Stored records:
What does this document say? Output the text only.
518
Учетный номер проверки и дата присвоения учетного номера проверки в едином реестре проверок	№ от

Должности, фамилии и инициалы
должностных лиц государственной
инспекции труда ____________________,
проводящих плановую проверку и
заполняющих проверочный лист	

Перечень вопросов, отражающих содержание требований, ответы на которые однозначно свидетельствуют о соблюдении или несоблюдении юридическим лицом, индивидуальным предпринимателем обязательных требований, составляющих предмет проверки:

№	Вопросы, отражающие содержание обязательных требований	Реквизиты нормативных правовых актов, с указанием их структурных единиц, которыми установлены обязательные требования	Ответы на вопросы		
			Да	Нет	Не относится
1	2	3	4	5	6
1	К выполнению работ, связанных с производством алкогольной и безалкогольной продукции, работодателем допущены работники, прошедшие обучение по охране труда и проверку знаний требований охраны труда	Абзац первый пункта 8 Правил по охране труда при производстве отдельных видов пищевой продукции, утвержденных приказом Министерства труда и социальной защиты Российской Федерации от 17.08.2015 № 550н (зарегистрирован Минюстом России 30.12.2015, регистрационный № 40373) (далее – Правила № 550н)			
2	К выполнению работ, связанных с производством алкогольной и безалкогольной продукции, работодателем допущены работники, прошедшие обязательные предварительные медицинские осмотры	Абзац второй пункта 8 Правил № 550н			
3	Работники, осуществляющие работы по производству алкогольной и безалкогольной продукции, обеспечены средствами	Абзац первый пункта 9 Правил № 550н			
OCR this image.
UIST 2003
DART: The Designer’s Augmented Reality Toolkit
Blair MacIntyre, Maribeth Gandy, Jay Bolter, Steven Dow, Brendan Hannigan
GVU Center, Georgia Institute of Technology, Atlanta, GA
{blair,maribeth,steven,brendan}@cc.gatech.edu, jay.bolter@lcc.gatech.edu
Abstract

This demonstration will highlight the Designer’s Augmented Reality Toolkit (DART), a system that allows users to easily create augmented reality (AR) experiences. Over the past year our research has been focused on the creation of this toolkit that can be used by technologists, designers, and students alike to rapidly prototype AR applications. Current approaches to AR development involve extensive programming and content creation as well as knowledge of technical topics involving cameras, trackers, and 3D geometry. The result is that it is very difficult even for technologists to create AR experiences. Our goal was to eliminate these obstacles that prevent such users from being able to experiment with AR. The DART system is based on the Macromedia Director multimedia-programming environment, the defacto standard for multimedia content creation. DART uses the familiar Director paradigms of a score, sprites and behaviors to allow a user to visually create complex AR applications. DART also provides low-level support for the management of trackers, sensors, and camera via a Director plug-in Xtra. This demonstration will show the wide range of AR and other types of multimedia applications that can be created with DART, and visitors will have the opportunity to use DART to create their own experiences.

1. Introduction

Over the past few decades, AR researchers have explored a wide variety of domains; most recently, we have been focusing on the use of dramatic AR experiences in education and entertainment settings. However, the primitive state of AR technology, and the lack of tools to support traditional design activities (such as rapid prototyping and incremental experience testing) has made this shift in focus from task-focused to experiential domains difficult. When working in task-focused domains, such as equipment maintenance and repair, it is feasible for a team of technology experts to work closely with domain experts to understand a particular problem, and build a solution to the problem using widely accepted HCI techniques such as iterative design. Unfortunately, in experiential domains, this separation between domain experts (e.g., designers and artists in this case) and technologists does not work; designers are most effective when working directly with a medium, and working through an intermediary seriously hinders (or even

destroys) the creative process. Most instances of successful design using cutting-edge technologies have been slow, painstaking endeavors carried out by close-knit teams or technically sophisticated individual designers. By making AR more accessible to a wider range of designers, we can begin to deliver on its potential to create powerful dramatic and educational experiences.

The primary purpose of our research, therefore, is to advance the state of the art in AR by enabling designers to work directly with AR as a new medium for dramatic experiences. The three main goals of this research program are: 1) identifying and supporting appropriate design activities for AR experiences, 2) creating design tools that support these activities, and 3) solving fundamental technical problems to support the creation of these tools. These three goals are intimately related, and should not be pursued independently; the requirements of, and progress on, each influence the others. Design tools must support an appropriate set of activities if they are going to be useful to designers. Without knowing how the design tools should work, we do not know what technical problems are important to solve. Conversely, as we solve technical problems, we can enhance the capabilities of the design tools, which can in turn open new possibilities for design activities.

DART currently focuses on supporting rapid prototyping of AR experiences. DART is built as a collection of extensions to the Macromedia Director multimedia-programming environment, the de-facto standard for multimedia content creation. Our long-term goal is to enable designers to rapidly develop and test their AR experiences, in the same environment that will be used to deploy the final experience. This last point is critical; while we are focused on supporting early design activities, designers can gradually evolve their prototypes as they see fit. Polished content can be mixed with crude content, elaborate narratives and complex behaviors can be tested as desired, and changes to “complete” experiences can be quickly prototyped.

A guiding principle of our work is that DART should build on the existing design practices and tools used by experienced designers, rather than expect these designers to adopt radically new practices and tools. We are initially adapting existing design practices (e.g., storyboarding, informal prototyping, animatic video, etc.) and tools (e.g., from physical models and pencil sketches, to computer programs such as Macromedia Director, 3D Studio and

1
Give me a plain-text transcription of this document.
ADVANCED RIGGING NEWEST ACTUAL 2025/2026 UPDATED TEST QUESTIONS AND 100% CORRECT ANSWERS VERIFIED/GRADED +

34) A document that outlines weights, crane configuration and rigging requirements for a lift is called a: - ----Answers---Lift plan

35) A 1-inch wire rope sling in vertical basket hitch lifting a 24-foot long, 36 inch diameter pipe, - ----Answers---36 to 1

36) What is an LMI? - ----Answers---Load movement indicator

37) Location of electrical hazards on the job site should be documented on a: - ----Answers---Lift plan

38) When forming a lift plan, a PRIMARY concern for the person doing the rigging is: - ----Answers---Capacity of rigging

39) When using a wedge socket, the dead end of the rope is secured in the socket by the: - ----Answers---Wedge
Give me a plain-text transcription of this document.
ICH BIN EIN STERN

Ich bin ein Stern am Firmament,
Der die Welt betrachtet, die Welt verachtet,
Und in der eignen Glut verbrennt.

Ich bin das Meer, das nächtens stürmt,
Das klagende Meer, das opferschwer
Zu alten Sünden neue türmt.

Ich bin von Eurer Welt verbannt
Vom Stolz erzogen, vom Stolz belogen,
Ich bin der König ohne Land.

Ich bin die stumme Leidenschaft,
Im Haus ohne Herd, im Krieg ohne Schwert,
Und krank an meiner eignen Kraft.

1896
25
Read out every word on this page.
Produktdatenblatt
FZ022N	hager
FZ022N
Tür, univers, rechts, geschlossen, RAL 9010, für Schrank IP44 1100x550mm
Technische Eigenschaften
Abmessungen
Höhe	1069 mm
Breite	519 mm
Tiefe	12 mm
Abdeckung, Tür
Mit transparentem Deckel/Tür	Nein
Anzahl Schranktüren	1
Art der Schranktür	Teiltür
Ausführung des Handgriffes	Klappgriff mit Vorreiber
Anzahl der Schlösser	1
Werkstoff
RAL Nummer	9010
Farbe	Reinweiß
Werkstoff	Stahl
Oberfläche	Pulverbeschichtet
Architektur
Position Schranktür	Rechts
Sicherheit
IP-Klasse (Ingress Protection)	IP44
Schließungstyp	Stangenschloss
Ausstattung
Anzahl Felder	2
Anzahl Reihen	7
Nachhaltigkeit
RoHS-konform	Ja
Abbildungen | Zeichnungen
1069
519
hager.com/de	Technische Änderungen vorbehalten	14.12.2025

:: Your instructions ::
Each record above should be repeated exactly as it appears.

:: The completed task ::
What does this document say? Output the text only.
518
Учетный номер проверки и дата присвоения учетного номера проверки в едином реестре проверок	№ от

Должности, фамилии и инициалы
должностных лиц государственной
инспекции труда ____________________,
проводящих плановую проверку и
заполняющих проверочный лист	

Перечень вопросов, отражающих содержание требований, ответы на которые однозначно свидетельствуют о соблюдении или несоблюдении юридическим лицом, индивидуальным предпринимателем обязательных требований, составляющих предмет проверки:

№	Вопросы, отражающие содержание обязательных требований	Реквизиты нормативных правовых актов, с указанием их структурных единиц, которыми установлены обязательные требования	Ответы на вопросы		
			Да	Нет	Не относится
1	2	3	4	5	6
1	К выполнению работ, связанных с производством алкогольной и безалкогольной продукции, работодателем допущены работники, прошедшие обучение по охране труда и проверку знаний требований охраны труда	Абзац первый пункта 8 Правил по охране труда при производстве отдельных видов пищевой продукции, утвержденных приказом Министерства труда и социальной защиты Российской Федерации от 17.08.2015 № 550н (зарегистрирован Минюстом России 30.12.2015, регистрационный № 40373) (далее – Правила № 550н)			
2	К выполнению работ, связанных с производством алкогольной и безалкогольной продукции, работодателем допущены работники, прошедшие обязательные предварительные медицинские осмотры	Абзац второй пункта 8 Правил № 550н			
3	Работники, осуществляющие работы по производству алкогольной и безалкогольной продукции, обеспечены средствами	Абзац первый пункта 9 Правил № 550н			
OCR this image.
UIST 2003
DART: The Designer’s Augmented Reality Toolkit
Blair MacIntyre, Maribeth Gandy, Jay Bolter, Steven Dow, Brendan Hannigan
GVU Center, Georgia Institute of Technology, Atlanta, GA
{blair,maribeth,steven,brendan}@cc.gatech.edu, jay.bolter@lcc.gatech.edu
Abstract

This demonstration will highlight the Designer’s Augmented Reality Toolkit (DART), a system that allows users to easily create augmented reality (AR) experiences. Over the past year our research has been focused on the creation of this toolkit that can be used by technologists, designers, and students alike to rapidly prototype AR applications. Current approaches to AR development involve extensive programming and content creation as well as knowledge of technical topics involving cameras, trackers, and 3D geometry. The result is that it is very difficult even for technologists to create AR experiences. Our goal was to eliminate these obstacles that prevent such users from being able to experiment with AR. The DART system is based on the Macromedia Director multimedia-programming environment, the defacto standard for multimedia content creation. DART uses the familiar Director paradigms of a score, sprites and behaviors to allow a user to visually create complex AR applications. DART also provides low-level support for the management of trackers, sensors, and camera via a Director plug-in Xtra. This demonstration will show the wide range of AR and other types of multimedia applications that can be created with DART, and visitors will have the opportunity to use DART to create their own experiences.

1. Introduction

Over the past few decades, AR researchers have explored a wide variety of domains; most recently, we have been focusing on the use of dramatic AR experiences in education and entertainment settings. However, the primitive state of AR technology, and the lack of tools to support traditional design activities (such as rapid prototyping and incremental experience testing) has made this shift in focus from task-focused to experiential domains difficult. When working in task-focused domains, such as equipment maintenance and repair, it is feasible for a team of technology experts to work closely with domain experts to understand a particular problem, and build a solution to the problem using widely accepted HCI techniques such as iterative design. Unfortunately, in experiential domains, this separation between domain experts (e.g., designers and artists in this case) and technologists does not work; designers are most effective when working directly with a medium, and working through an intermediary seriously hinders (or even

destroys) the creative process. Most instances of successful design using cutting-edge technologies have been slow, painstaking endeavors carried out by close-knit teams or technically sophisticated individual designers. By making AR more accessible to a wider range of designers, we can begin to deliver on its potential to create powerful dramatic and educational experiences.

The primary purpose of our research, therefore, is to advance the state of the art in AR by enabling designers to work directly with AR as a new medium for dramatic experiences. The three main goals of this research program are: 1) identifying and supporting appropriate design activities for AR experiences, 2) creating design tools that support these activities, and 3) solving fundamental technical problems to support the creation of these tools. These three goals are intimately related, and should not be pursued independently; the requirements of, and progress on, each influence the others. Design tools must support an appropriate set of activities if they are going to be useful to designers. Without knowing how the design tools should work, we do not know what technical problems are important to solve. Conversely, as we solve technical problems, we can enhance the capabilities of the design tools, which can in turn open new possibilities for design activities.

DART currently focuses on supporting rapid prototyping of AR experiences. DART is built as a collection of extensions to the Macromedia Director multimedia-programming environment, the de-facto standard for multimedia content creation. Our long-term goal is to enable designers to rapidly develop and test their AR experiences, in the same environment that will be used to deploy the final experience. This last point is critical; while we are focused on supporting early design activities, designers can gradually evolve their prototypes as they see fit. Polished content can be mixed with crude content, elaborate narratives and complex behaviors can be tested as desired, and changes to “complete” experiences can be quickly prototyped.

A guiding principle of our work is that DART should build on the existing design practices and tools used by experienced designers, rather than expect these designers to adopt radically new practices and tools. We are initially adapting existing design practices (e.g., storyboarding, informal prototyping, animatic video, etc.) and tools (e.g., from physical models and pencil sketches, to computer programs such as Macromedia Director, 3D Studio and

1
Give me a plain-text transcription of this document.
ADVANCED RIGGING NEWEST ACTUAL 2025/2026 UPDATED TEST QUESTIONS AND 100% CORRECT ANSWERS VERIFIED/GRADED +

34) A document that outlines weights, crane configuration and rigging requirements for a lift is called a: - ----Answers---Lift plan

35) A 1-inch wire rope sling in vertical basket hitch lifting a 24-foot long, 36 inch diameter pipe, - ----Answers---36 to 1

36) What is an LMI? - ----Answers---Load movement indicator

37) Location of electrical hazards on the job site should be documented on a: - ----Answers---Lift plan

38) When forming a lift plan, a PRIMARY concern for the person doing the rigging is: - ----Answers---Capacity of rigging

39) When using a wedge socket, the dead end of the rope is secured in the socket by the: - ----Answers---Wedge
Give me a plain-text transcription of this document.
ICH BIN EIN STERN

Ich bin ein Stern am Firmament,
Der die Welt betrachtet, die Welt verachtet,
Und in der eignen Glut verbrennt.

Ich bin das Meer, das nächtens stürmt,
Das klagende Meer, das opferschwer
Zu alten Sünden neue türmt.

Ich bin von Eurer Welt verbannt
Vom Stolz erzogen, vom Stolz belogen,
Ich bin der König ohne Land.

Ich bin die stumme Leidenschaft,
Im Haus ohne Herd, im Krieg ohne Schwert,
Und krank an meiner eignen Kraft.

1896
25
Read out every word on this page.
Produktdatenblatt
FZ022N	hager
FZ022N
Tür, univers, rechts, geschlossen, RAL 9010, für Schrank IP44 1100x550mm
Technische Eigenschaften
Abmessungen
Höhe	1069 mm
Breite	519 mm
Tiefe	12 mm
Abdeckung, Tür
Mit transparentem Deckel/Tür	Nein
Anzahl Schranktüren	1
Art der Schranktür	Teiltür
Ausführung des Handgriffes	Klappgriff mit Vorreiber
Anzahl der Schlösser	1
Werkstoff
RAL Nummer	9010
Farbe	Reinweiß
Werkstoff	Stahl
Oberfläche	Pulverbeschichtet
Architektur
Position Schranktür	Rechts
Sicherheit
IP-Klasse (Ingress Protection)	IP44
Schließungstyp	Stangenschloss
Ausstattung
Anzahl Felder	2
Anzahl Reihen	7
Nachhaltigkeit
RoHS-konform	Ja
Abbildungen | Zeichnungen
1069
519
hager.com/de	Technische Änderungen vorbehalten	14.12.2025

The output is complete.